Exercise requirements: Extract and list every line that contains the word "相对湿度RHa".

========

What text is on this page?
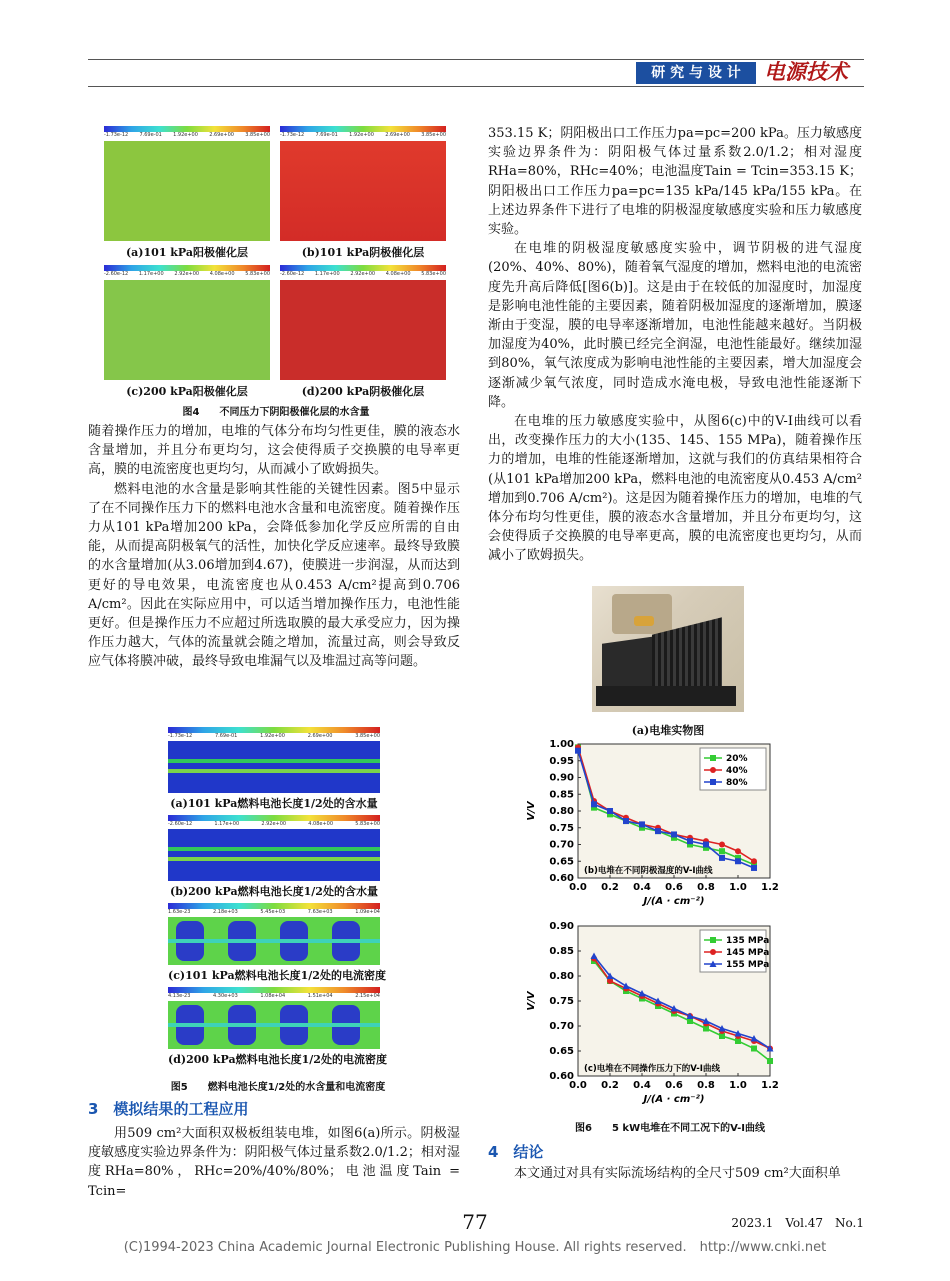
研 究 与 设 计	电源技术
-1.73e-12 7.69e-01 1.92e+00 2.69e+00 3.85e+00
(a)101 kPa阳极催化层
-1.73e-12 7.69e-01 1.92e+00 2.69e+00 3.85e+00
(b)101 kPa阴极催化层
-2.60e-12 1.17e+00 2.92e+00 4.08e+00 5.83e+00
(c)200 kPa阳极催化层
-2.60e-12 1.17e+00 2.92e+00 4.08e+00 5.83e+00
(d)200 kPa阴极催化层
图4　　不同压力下阴阳极催化层的水含量

随着操作压力的增加，电堆的气体分布均匀性更佳，膜的液态水含量增加，并且分布更均匀，这会使得质子交换膜的电导率更高，膜的电流密度也更均匀，从而减小了欧姆损失。

燃料电池的水含量是影响其性能的关键性因素。图5中显示了在不同操作压力下的燃料电池水含量和电流密度。随着操作压力从101 kPa增加200 kPa，会降低参加化学反应所需的自由能，从而提高阴极氧气的活性，加快化学反应速率。最终导致膜的水含量增加(从3.06增加到4.67)，使膜进一步润湿，从而达到更好的导电效果，电流密度也从0.453 A/cm²提高到0.706 A/cm²。因此在实际应用中，可以适当增加操作压力，电池性能更好。但是操作压力不应超过所选取膜的最大承受应力，因为操作压力越大，气体的流量就会随之增加，流量过高，则会导致反应气体将膜冲破，最终导致电堆漏气以及堆温过高等问题。

-1.73e-12	7.69e-01	1.92e+00	2.69e+00	3.85e+00
(a)101 kPa燃料电池长度1/2处的含水量
-2.60e-12	1.17e+00	2.92e+00	4.08e+00	5.83e+00
(b)200 kPa燃料电池长度1/2处的含水量
1.63e-23	2.18e+03	5.45e+03	7.63e+03	1.09e+04
(c)101 kPa燃料电池长度1/2处的电流密度
4.13e-23	4.30e+03	1.08e+04	1.51e+04	2.15e+04
(d)200 kPa燃料电池长度1/2处的电流密度
图5　　燃料电池长度1/2处的水含量和电流密度
3　模拟结果的工程应用

用509 cm²大面积双极板组装电堆，如图6(a)所示。阴极湿度敏感度实验边界条件为：阴阳极气体过量系数2.0/1.2；相对湿度RHa=80%，RHc=20%/40%/80%；电池温度Tain = Tcin=

353.15 K；阴阳极出口工作压力pa=pc=200 kPa。压力敏感度实验边界条件为：阴阳极气体过量系数2.0/1.2；相对湿度RHa=80%，RHc=40%；电池温度Tain = Tcin=353.15 K；阴阳极出口工作压力pa=pc=135 kPa/145 kPa/155 kPa。在上述边界条件下进行了电堆的阴极湿度敏感度实验和压力敏感度实验。

在电堆的阴极湿度敏感度实验中，调节阴极的进气湿度(20%、40%、80%)，随着氧气湿度的增加，燃料电池的电流密度先升高后降低[图6(b)]。这是由于在较低的加湿度时，加湿度是影响电池性能的主要因素，随着阴极加湿度的逐渐增加，膜逐渐由于变湿，膜的电导率逐渐增加，电池性能越来越好。当阴极加湿度为40%，此时膜已经完全润湿，电池性能最好。继续加湿到80%，氧气浓度成为影响电池性能的主要因素，增大加湿度会逐渐减少氧气浓度，同时造成水淹电极，导致电池性能逐渐下降。

在电堆的压力敏感度实验中，从图6(c)中的V-I曲线可以看出，改变操作压力的大小(135、145、155 MPa)，随着操作压力的增加，电堆的性能逐渐增加，这就与我们的仿真结果相符合(从101 kPa增加200 kPa，燃料电池的电流密度从0.453 A/cm²增加到0.706 A/cm²)。这是因为随着操作压力的增加，电堆的气体分布均匀性更佳，膜的液态水含量增加，并且分布更均匀，这会使得质子交换膜的电导率更高，膜的电流密度也更均匀，从而减小了欧姆损失。

(a)电堆实物图
0.60
0.65
0.70
0.75
0.80
0.85
0.90
0.95
1.00
0.0 0.2 0.4 0.6 0.8 1.0 1.2
J/(A · cm⁻²)
V/V
20%
40%
80%
(b)电堆在不同阴极湿度的V-I曲线
0.60
0.65
0.70
0.75
0.80
0.85
0.90
0.0 0.2 0.4 0.6 0.8 1.0 1.2
J/(A · cm⁻²)
V/V
135 MPa
145 MPa
155 MPa
(c)电堆在不同操作压力下的V-I曲线
图6　　5 kW电堆在不同工况下的V-I曲线
4　结论

本文通过对具有实际流场结构的全尺寸509 cm²大面积单

77	2023.1　Vol.47　No.1
(C)1994-2023 China Academic Journal Electronic Publishing House. All rights reserved.　http://www.cnki.net
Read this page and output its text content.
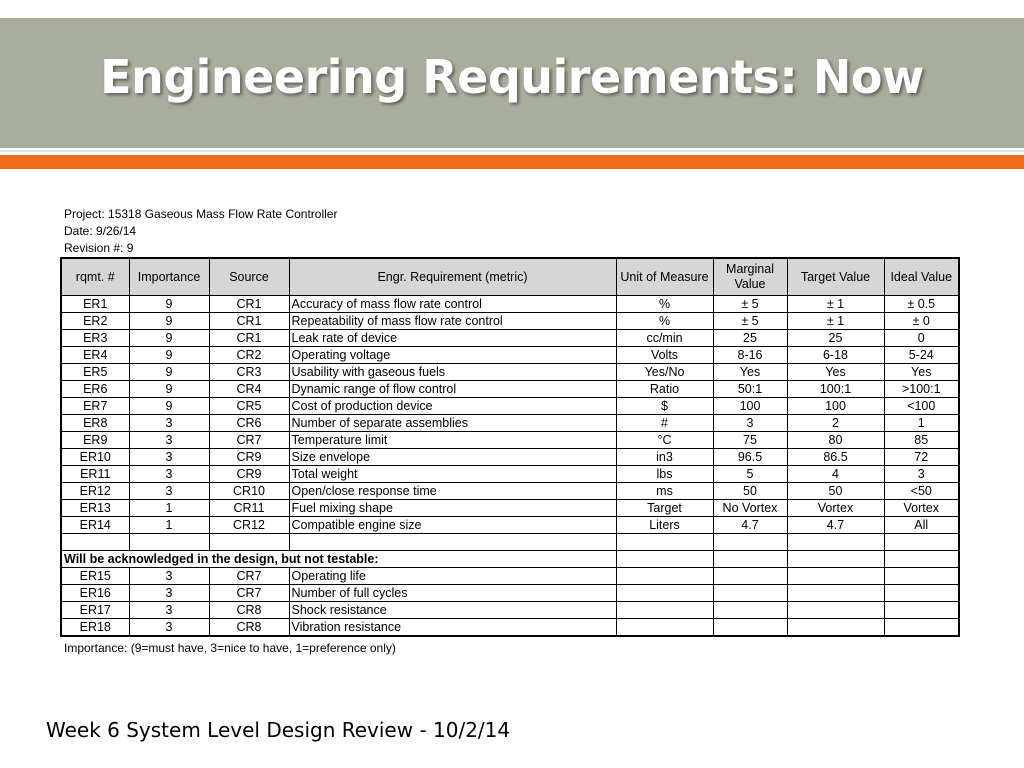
Engineering Requirements: Now
Project: 15318 Gaseous Mass Flow Rate Controller
Date: 9/26/14
Revision #: 9
rqmt. #	Importance	Source	Engr. Requirement (metric)	Unit of Measure	Marginal Value	Target Value	Ideal Value
ER1	9	CR1	Accuracy of mass flow rate control	%	± 5	± 1	± 0.5
ER2	9	CR1	Repeatability of mass flow rate control	%	± 5	± 1	± 0
ER3	9	CR1	Leak rate of device	cc/min	25	25	0
ER4	9	CR2	Operating voltage	Volts	8-16	6-18	5-24
ER5	9	CR3	Usability with gaseous fuels	Yes/No	Yes	Yes	Yes
ER6	9	CR4	Dynamic range of flow control	Ratio	50:1	100:1	>100:1
ER7	9	CR5	Cost of production device	$	100	100	<100
ER8	3	CR6	Number of separate assemblies	#	3	2	1
ER9	3	CR7	Temperature limit	°C	75	80	85
ER10	3	CR9	Size envelope	in3	96.5	86.5	72
ER11	3	CR9	Total weight	lbs	5	4	3
ER12	3	CR10	Open/close response time	ms	50	50	<50
ER13	1	CR11	Fuel mixing shape	Target	No Vortex	Vortex	Vortex
ER14	1	CR12	Compatible engine size	Liters	4.7	4.7	All

Will be acknowledged in the design, but not testable:							
ER15	3	CR7	Operating life				
ER16	3	CR7	Number of full cycles				
ER17	3	CR8	Shock resistance				
ER18	3	CR8	Vibration resistance				
Importance: (9=must have, 3=nice to have, 1=preference only)
Week 6 System Level Design Review - 10/2/14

========

Finished task:
用509 cm²大面积双极板组装电堆，如图6(a)所示。阴极湿度敏感度实验边界条件为：阴阳极气体过量系数2.0/1.2；相对湿度RHa=80%，RHc=20%/40%/80%；电池温度Tain = Tcin=
353.15 K；阴阳极出口工作压力pa=pc=200 kPa。压力敏感度实验边界条件为：阴阳极气体过量系数2.0/1.2；相对湿度RHa=80%，RHc=40%；电池温度Tain = Tcin=353.15 K；阴阳极出口工作压力pa=pc=135 kPa/145 kPa/155 kPa。在上述边界条件下进行了电堆的阴极湿度敏感度实验和压力敏感度实验。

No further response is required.